---------- Entries ----------

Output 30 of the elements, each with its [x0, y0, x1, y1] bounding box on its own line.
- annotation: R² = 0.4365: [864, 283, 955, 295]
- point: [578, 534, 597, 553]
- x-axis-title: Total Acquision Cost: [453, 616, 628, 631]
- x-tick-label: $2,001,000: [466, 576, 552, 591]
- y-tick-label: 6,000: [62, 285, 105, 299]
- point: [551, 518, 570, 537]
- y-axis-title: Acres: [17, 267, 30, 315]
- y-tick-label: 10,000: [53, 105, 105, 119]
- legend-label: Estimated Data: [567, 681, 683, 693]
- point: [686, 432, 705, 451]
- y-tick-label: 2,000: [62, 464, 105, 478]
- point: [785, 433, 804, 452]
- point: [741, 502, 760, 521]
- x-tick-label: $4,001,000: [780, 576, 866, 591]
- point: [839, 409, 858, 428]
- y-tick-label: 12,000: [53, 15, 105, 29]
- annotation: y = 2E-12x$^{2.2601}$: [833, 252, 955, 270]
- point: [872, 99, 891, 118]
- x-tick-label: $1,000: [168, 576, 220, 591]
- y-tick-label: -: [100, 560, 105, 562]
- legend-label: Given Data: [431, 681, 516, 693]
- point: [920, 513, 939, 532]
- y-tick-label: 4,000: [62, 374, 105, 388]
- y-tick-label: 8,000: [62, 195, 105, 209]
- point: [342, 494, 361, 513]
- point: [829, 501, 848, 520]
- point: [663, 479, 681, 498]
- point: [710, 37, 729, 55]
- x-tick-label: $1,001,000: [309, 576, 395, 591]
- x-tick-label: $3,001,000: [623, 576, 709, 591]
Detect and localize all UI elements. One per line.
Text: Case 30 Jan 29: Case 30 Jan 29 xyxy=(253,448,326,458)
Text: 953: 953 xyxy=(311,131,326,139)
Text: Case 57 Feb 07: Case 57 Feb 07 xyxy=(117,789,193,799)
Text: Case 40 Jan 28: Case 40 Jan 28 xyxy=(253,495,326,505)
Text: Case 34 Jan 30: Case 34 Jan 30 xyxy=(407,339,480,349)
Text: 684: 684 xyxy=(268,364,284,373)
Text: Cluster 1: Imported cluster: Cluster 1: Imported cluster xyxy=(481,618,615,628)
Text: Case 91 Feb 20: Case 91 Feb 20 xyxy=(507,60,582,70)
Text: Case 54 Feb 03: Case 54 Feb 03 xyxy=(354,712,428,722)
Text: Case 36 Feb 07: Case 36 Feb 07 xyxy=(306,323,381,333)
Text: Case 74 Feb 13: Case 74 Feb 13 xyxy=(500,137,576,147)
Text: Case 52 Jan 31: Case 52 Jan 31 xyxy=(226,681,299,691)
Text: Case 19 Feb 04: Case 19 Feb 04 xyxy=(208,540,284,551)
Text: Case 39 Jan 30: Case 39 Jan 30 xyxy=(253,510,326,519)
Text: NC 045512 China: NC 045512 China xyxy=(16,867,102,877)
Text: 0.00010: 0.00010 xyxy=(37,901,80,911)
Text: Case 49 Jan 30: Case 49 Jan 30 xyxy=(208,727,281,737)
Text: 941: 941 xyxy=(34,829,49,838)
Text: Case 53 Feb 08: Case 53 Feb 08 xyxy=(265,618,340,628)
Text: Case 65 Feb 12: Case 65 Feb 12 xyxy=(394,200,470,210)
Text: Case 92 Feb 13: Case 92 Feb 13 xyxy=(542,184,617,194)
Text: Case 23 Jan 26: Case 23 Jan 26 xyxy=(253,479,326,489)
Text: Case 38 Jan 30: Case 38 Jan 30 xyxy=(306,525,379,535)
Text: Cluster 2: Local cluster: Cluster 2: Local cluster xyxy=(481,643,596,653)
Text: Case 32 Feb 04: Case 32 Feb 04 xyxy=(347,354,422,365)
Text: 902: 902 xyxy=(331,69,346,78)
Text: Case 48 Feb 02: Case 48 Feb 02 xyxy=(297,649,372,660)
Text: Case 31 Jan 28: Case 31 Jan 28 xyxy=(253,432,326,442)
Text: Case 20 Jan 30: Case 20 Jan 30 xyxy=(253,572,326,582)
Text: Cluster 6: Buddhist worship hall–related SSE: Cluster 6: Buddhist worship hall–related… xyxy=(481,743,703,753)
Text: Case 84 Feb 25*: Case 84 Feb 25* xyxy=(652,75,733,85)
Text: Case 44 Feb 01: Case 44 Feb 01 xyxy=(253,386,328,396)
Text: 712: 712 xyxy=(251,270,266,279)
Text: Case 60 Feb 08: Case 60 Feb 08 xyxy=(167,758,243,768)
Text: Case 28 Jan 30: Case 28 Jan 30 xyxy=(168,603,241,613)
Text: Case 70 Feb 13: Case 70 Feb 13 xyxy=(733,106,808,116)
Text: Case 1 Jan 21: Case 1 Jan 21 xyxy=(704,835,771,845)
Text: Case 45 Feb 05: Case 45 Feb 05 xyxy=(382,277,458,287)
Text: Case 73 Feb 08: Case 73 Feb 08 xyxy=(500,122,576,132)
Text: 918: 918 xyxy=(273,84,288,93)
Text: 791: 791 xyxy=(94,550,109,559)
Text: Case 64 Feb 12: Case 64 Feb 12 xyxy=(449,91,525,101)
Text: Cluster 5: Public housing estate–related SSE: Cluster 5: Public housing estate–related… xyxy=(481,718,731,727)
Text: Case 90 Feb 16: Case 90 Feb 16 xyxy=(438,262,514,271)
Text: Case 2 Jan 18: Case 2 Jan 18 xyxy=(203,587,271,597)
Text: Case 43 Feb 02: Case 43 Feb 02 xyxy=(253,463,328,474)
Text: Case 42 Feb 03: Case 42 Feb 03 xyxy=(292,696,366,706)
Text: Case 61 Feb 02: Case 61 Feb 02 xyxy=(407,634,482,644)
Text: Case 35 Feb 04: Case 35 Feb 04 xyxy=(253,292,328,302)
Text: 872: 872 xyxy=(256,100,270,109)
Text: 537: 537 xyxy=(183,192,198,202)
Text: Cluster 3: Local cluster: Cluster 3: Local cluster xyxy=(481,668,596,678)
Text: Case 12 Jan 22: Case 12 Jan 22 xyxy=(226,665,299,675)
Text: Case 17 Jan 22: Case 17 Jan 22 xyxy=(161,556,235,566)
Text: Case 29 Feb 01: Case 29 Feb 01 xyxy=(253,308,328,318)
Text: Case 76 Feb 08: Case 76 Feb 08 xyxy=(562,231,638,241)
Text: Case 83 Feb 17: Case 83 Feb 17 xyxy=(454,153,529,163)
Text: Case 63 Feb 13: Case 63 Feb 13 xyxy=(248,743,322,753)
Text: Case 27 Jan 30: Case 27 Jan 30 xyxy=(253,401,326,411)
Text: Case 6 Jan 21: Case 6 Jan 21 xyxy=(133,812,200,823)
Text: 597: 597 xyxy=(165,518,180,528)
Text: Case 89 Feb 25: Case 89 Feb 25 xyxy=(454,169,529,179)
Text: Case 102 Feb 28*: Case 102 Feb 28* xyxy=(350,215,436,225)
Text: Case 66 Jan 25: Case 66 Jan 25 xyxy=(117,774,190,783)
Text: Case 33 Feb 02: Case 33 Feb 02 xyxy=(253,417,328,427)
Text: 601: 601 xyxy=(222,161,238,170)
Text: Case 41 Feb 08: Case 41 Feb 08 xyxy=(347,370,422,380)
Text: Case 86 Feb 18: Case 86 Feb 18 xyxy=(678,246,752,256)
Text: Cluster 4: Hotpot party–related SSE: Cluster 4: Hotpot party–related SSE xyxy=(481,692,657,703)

----------

Task prompt: Update the data above by changing "Acres" to "Hectares" wherever it appears, and leave everything else unchanged.

Full output:
Output 30 of the elements, each with its [x0, y0, x1, y1] bounding box on its own line.
- annotation: R² = 0.4365: [864, 283, 955, 295]
- point: [578, 534, 597, 553]
- x-axis-title: Total Acquision Cost: [453, 616, 628, 631]
- x-tick-label: $2,001,000: [466, 576, 552, 591]
- y-tick-label: 6,000: [62, 285, 105, 299]
- point: [551, 518, 570, 537]
- y-axis-title: Hectares: [17, 267, 30, 315]
- y-tick-label: 10,000: [53, 105, 105, 119]
- legend-label: Estimated Data: [567, 681, 683, 693]
- point: [686, 432, 705, 451]
- y-tick-label: 2,000: [62, 464, 105, 478]
- point: [785, 433, 804, 452]
- point: [741, 502, 760, 521]
- x-tick-label: $4,001,000: [780, 576, 866, 591]
- point: [839, 409, 858, 428]
- y-tick-label: 12,000: [53, 15, 105, 29]
- annotation: y = 2E-12x$^{2.2601}$: [833, 252, 955, 270]
- point: [872, 99, 891, 118]
- x-tick-label: $1,000: [168, 576, 220, 591]
- y-tick-label: -: [100, 560, 105, 562]
- legend-label: Given Data: [431, 681, 516, 693]
- point: [920, 513, 939, 532]
- y-tick-label: 4,000: [62, 374, 105, 388]
- y-tick-label: 8,000: [62, 195, 105, 209]
- point: [342, 494, 361, 513]
- point: [829, 501, 848, 520]
- point: [663, 479, 681, 498]
- point: [710, 37, 729, 55]
- x-tick-label: $1,001,000: [309, 576, 395, 591]
- x-tick-label: $3,001,000: [623, 576, 709, 591]
Detect and localize all UI elements. One per line.
Text: Case 30 Jan 29: Case 30 Jan 29 xyxy=(253,448,326,458)
Text: 953: 953 xyxy=(311,131,326,139)
Text: Case 57 Feb 07: Case 57 Feb 07 xyxy=(117,789,193,799)
Text: Case 40 Jan 28: Case 40 Jan 28 xyxy=(253,495,326,505)
Text: Case 34 Jan 30: Case 34 Jan 30 xyxy=(407,339,480,349)
Text: 684: 684 xyxy=(268,364,284,373)
Text: Cluster 1: Imported cluster: Cluster 1: Imported cluster xyxy=(481,618,615,628)
Text: Case 91 Feb 20: Case 91 Feb 20 xyxy=(507,60,582,70)
Text: Case 54 Feb 03: Case 54 Feb 03 xyxy=(354,712,428,722)
Text: Case 36 Feb 07: Case 36 Feb 07 xyxy=(306,323,381,333)
Text: Case 74 Feb 13: Case 74 Feb 13 xyxy=(500,137,576,147)
Text: Case 52 Jan 31: Case 52 Jan 31 xyxy=(226,681,299,691)
Text: Case 19 Feb 04: Case 19 Feb 04 xyxy=(208,540,284,551)
Text: Case 39 Jan 30: Case 39 Jan 30 xyxy=(253,510,326,519)
Text: NC 045512 China: NC 045512 China xyxy=(16,867,102,877)
Text: 0.00010: 0.00010 xyxy=(37,901,80,911)
Text: Case 49 Jan 30: Case 49 Jan 30 xyxy=(208,727,281,737)
Text: 941: 941 xyxy=(34,829,49,838)
Text: Case 53 Feb 08: Case 53 Feb 08 xyxy=(265,618,340,628)
Text: Case 65 Feb 12: Case 65 Feb 12 xyxy=(394,200,470,210)
Text: Case 92 Feb 13: Case 92 Feb 13 xyxy=(542,184,617,194)
Text: Case 23 Jan 26: Case 23 Jan 26 xyxy=(253,479,326,489)
Text: Case 38 Jan 30: Case 38 Jan 30 xyxy=(306,525,379,535)
Text: Cluster 2: Local cluster: Cluster 2: Local cluster xyxy=(481,643,596,653)
Text: Case 32 Feb 04: Case 32 Feb 04 xyxy=(347,354,422,365)
Text: 902: 902 xyxy=(331,69,346,78)
Text: Case 48 Feb 02: Case 48 Feb 02 xyxy=(297,649,372,660)
Text: Case 31 Jan 28: Case 31 Jan 28 xyxy=(253,432,326,442)
Text: Case 20 Jan 30: Case 20 Jan 30 xyxy=(253,572,326,582)
Text: Cluster 6: Buddhist worship hall–related SSE: Cluster 6: Buddhist worship hall–related… xyxy=(481,743,703,753)
Text: Case 84 Feb 25*: Case 84 Feb 25* xyxy=(652,75,733,85)
Text: Case 44 Feb 01: Case 44 Feb 01 xyxy=(253,386,328,396)
Text: 712: 712 xyxy=(251,270,266,279)
Text: Case 60 Feb 08: Case 60 Feb 08 xyxy=(167,758,243,768)
Text: Case 28 Jan 30: Case 28 Jan 30 xyxy=(168,603,241,613)
Text: Case 70 Feb 13: Case 70 Feb 13 xyxy=(733,106,808,116)
Text: Case 1 Jan 21: Case 1 Jan 21 xyxy=(704,835,771,845)
Text: Case 45 Feb 05: Case 45 Feb 05 xyxy=(382,277,458,287)
Text: Case 73 Feb 08: Case 73 Feb 08 xyxy=(500,122,576,132)
Text: 918: 918 xyxy=(273,84,288,93)
Text: 791: 791 xyxy=(94,550,109,559)
Text: Case 64 Feb 12: Case 64 Feb 12 xyxy=(449,91,525,101)
Text: Cluster 5: Public housing estate–related SSE: Cluster 5: Public housing estate–related… xyxy=(481,718,731,727)
Text: Case 90 Feb 16: Case 90 Feb 16 xyxy=(438,262,514,271)
Text: Case 2 Jan 18: Case 2 Jan 18 xyxy=(203,587,271,597)
Text: Case 43 Feb 02: Case 43 Feb 02 xyxy=(253,463,328,474)
Text: Case 42 Feb 03: Case 42 Feb 03 xyxy=(292,696,366,706)
Text: Case 61 Feb 02: Case 61 Feb 02 xyxy=(407,634,482,644)
Text: Case 35 Feb 04: Case 35 Feb 04 xyxy=(253,292,328,302)
Text: 872: 872 xyxy=(256,100,270,109)
Text: 537: 537 xyxy=(183,192,198,202)
Text: Cluster 3: Local cluster: Cluster 3: Local cluster xyxy=(481,668,596,678)
Text: Case 12 Jan 22: Case 12 Jan 22 xyxy=(226,665,299,675)
Text: Case 17 Jan 22: Case 17 Jan 22 xyxy=(161,556,235,566)
Text: Case 29 Feb 01: Case 29 Feb 01 xyxy=(253,308,328,318)
Text: Case 76 Feb 08: Case 76 Feb 08 xyxy=(562,231,638,241)
Text: Case 83 Feb 17: Case 83 Feb 17 xyxy=(454,153,529,163)
Text: Case 63 Feb 13: Case 63 Feb 13 xyxy=(248,743,322,753)
Text: Case 27 Jan 30: Case 27 Jan 30 xyxy=(253,401,326,411)
Text: Case 6 Jan 21: Case 6 Jan 21 xyxy=(133,812,200,823)
Text: 597: 597 xyxy=(165,518,180,528)
Text: Case 89 Feb 25: Case 89 Feb 25 xyxy=(454,169,529,179)
Text: Case 102 Feb 28*: Case 102 Feb 28* xyxy=(350,215,436,225)
Text: Case 66 Jan 25: Case 66 Jan 25 xyxy=(117,774,190,783)
Text: Case 33 Feb 02: Case 33 Feb 02 xyxy=(253,417,328,427)
Text: 601: 601 xyxy=(222,161,238,170)
Text: Case 41 Feb 08: Case 41 Feb 08 xyxy=(347,370,422,380)
Text: Case 86 Feb 18: Case 86 Feb 18 xyxy=(678,246,752,256)
Text: Cluster 4: Hotpot party–related SSE: Cluster 4: Hotpot party–related SSE xyxy=(481,692,657,703)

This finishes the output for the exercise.